* Begin Materials provided *

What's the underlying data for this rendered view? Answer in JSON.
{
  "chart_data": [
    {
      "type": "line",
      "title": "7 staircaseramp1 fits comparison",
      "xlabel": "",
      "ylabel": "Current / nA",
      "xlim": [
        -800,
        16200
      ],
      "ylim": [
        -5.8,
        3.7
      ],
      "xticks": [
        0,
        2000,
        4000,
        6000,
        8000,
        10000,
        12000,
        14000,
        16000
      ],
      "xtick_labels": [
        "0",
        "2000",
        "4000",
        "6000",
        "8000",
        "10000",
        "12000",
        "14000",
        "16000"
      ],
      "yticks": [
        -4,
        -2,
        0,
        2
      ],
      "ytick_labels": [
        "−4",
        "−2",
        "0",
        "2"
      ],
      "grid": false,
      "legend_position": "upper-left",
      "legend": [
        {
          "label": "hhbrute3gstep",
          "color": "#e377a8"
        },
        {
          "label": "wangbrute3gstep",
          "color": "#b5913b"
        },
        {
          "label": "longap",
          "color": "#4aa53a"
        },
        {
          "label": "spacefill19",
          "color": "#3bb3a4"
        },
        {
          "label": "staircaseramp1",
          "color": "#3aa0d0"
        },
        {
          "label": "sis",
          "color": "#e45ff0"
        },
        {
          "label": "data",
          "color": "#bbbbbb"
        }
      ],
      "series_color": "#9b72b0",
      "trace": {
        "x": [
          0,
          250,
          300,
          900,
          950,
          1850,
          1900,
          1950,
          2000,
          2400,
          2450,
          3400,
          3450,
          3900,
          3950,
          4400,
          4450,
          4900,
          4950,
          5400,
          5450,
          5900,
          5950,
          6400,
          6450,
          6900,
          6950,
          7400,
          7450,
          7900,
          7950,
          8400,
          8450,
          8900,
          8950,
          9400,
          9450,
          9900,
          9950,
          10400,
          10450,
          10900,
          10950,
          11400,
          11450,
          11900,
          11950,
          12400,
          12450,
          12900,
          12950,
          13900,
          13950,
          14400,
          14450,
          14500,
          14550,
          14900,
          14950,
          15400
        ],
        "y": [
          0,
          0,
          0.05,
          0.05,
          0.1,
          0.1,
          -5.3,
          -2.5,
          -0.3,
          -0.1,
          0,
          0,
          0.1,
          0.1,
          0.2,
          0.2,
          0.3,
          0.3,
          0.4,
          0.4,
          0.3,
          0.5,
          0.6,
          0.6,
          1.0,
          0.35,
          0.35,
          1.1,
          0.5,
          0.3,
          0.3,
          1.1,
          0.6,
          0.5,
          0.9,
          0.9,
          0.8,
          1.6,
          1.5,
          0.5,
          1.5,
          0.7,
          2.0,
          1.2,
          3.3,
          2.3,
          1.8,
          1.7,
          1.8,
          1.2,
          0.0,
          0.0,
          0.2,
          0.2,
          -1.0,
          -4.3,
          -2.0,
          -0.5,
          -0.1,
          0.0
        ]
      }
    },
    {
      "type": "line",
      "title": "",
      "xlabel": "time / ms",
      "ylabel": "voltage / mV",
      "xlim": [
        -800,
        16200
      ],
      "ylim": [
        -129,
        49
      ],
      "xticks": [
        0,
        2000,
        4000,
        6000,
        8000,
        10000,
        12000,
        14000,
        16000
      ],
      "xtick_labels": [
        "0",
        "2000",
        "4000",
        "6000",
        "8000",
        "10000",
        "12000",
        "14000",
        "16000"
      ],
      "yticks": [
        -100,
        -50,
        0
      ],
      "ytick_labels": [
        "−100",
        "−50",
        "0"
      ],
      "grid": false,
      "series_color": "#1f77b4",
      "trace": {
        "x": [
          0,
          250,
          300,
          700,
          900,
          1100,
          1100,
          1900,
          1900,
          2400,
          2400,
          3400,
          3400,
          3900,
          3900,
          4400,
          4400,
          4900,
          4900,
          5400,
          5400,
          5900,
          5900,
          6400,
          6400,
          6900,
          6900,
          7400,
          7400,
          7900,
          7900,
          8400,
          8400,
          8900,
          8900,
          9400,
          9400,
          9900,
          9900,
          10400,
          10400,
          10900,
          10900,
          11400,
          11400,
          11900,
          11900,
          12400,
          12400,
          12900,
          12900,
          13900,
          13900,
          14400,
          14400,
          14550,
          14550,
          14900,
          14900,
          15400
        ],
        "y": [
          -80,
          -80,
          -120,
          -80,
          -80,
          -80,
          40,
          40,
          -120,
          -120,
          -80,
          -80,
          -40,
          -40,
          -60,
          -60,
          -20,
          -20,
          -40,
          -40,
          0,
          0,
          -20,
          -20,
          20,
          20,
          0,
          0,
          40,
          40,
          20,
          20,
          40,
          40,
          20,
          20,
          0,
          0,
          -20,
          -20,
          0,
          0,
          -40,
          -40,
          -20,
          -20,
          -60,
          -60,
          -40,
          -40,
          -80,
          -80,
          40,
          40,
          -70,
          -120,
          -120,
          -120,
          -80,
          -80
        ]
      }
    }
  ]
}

* End Materials provided *

# Exercise details
Recopy all the lines exactly as they appear.

# Reply
What's the underlying data for this rendered view? Answer in JSON.
{
  "chart_data": [
    {
      "type": "line",
      "title": "7 staircaseramp1 fits comparison",
      "xlabel": "",
      "ylabel": "Current / nA",
      "xlim": [
        -800,
        16200
      ],
      "ylim": [
        -5.8,
        3.7
      ],
      "xticks": [
        0,
        2000,
        4000,
        6000,
        8000,
        10000,
        12000,
        14000,
        16000
      ],
      "xtick_labels": [
        "0",
        "2000",
        "4000",
        "6000",
        "8000",
        "10000",
        "12000",
        "14000",
        "16000"
      ],
      "yticks": [
        -4,
        -2,
        0,
        2
      ],
      "ytick_labels": [
        "−4",
        "−2",
        "0",
        "2"
      ],
      "grid": false,
      "legend_position": "upper-left",
      "legend": [
        {
          "label": "hhbrute3gstep",
          "color": "#e377a8"
        },
        {
          "label": "wangbrute3gstep",
          "color": "#b5913b"
        },
        {
          "label": "longap",
          "color": "#4aa53a"
        },
        {
          "label": "spacefill19",
          "color": "#3bb3a4"
        },
        {
          "label": "staircaseramp1",
          "color": "#3aa0d0"
        },
        {
          "label": "sis",
          "color": "#e45ff0"
        },
        {
          "label": "data",
          "color": "#bbbbbb"
        }
      ],
      "series_color": "#9b72b0",
      "trace": {
        "x": [
          0,
          250,
          300,
          900,
          950,
          1850,
          1900,
          1950,
          2000,
          2400,
          2450,
          3400,
          3450,
          3900,
          3950,
          4400,
          4450,
          4900,
          4950,
          5400,
          5450,
          5900,
          5950,
          6400,
          6450,
          6900,
          6950,
          7400,
          7450,
          7900,
          7950,
          8400,
          8450,
          8900,
          8950,
          9400,
          9450,
          9900,
          9950,
          10400,
          10450,
          10900,
          10950,
          11400,
          11450,
          11900,
          11950,
          12400,
          12450,
          12900,
          12950,
          13900,
          13950,
          14400,
          14450,
          14500,
          14550,
          14900,
          14950,
          15400
        ],
        "y": [
          0,
          0,
          0.05,
          0.05,
          0.1,
          0.1,
          -5.3,
          -2.5,
          -0.3,
          -0.1,
          0,
          0,
          0.1,
          0.1,
          0.2,
          0.2,
          0.3,
          0.3,
          0.4,
          0.4,
          0.3,
          0.5,
          0.6,
          0.6,
          1.0,
          0.35,
          0.35,
          1.1,
          0.5,
          0.3,
          0.3,
          1.1,
          0.6,
          0.5,
          0.9,
          0.9,
          0.8,
          1.6,
          1.5,
          0.5,
          1.5,
          0.7,
          2.0,
          1.2,
          3.3,
          2.3,
          1.8,
          1.7,
          1.8,
          1.2,
          0.0,
          0.0,
          0.2,
          0.2,
          -1.0,
          -4.3,
          -2.0,
          -0.5,
          -0.1,
          0.0
        ]
      }
    },
    {
      "type": "line",
      "title": "",
      "xlabel": "time / ms",
      "ylabel": "voltage / mV",
      "xlim": [
        -800,
        16200
      ],
      "ylim": [
        -129,
        49
      ],
      "xticks": [
        0,
        2000,
        4000,
        6000,
        8000,
        10000,
        12000,
        14000,
        16000
      ],
      "xtick_labels": [
        "0",
        "2000",
        "4000",
        "6000",
        "8000",
        "10000",
        "12000",
        "14000",
        "16000"
      ],
      "yticks": [
        -100,
        -50,
        0
      ],
      "ytick_labels": [
        "−100",
        "−50",
        "0"
      ],
      "grid": false,
      "series_color": "#1f77b4",
      "trace": {
        "x": [
          0,
          250,
          300,
          700,
          900,
          1100,
          1100,
          1900,
          1900,
          2400,
          2400,
          3400,
          3400,
          3900,
          3900,
          4400,
          4400,
          4900,
          4900,
          5400,
          5400,
          5900,
          5900,
          6400,
          6400,
          6900,
          6900,
          7400,
          7400,
          7900,
          7900,
          8400,
          8400,
          8900,
          8900,
          9400,
          9400,
          9900,
          9900,
          10400,
          10400,
          10900,
          10900,
          11400,
          11400,
          11900,
          11900,
          12400,
          12400,
          12900,
          12900,
          13900,
          13900,
          14400,
          14400,
          14550,
          14550,
          14900,
          14900,
          15400
        ],
        "y": [
          -80,
          -80,
          -120,
          -80,
          -80,
          -80,
          40,
          40,
          -120,
          -120,
          -80,
          -80,
          -40,
          -40,
          -60,
          -60,
          -20,
          -20,
          -40,
          -40,
          0,
          0,
          -20,
          -20,
          20,
          20,
          0,
          0,
          40,
          40,
          20,
          20,
          40,
          40,
          20,
          20,
          0,
          0,
          -20,
          -20,
          0,
          0,
          -40,
          -40,
          -20,
          -20,
          -60,
          -60,
          -40,
          -40,
          -80,
          -80,
          40,
          40,
          -70,
          -120,
          -120,
          -120,
          -80,
          -80
        ]
      }
    }
  ]
}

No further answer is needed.